- _What you should do_
Identify the lines that contain the string "color", then copy each of them.

- _Dataset content_
________________________

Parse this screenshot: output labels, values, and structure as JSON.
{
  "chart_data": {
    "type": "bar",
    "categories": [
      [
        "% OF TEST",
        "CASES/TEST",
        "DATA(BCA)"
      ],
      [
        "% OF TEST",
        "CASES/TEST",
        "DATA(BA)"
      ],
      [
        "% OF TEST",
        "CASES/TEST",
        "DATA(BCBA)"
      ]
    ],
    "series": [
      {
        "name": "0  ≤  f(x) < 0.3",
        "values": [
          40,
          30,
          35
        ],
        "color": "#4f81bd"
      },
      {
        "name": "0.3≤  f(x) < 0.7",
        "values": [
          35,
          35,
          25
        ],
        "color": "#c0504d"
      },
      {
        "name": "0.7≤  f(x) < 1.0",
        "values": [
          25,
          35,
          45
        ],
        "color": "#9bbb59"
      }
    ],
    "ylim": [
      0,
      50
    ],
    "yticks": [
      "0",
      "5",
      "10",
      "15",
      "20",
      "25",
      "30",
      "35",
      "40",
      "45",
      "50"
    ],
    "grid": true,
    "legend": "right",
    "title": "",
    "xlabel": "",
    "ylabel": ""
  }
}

________________________

- _Solution below_
        "color": "#4f81bd"
        "color": "#c0504d"
        "color": "#9bbb59"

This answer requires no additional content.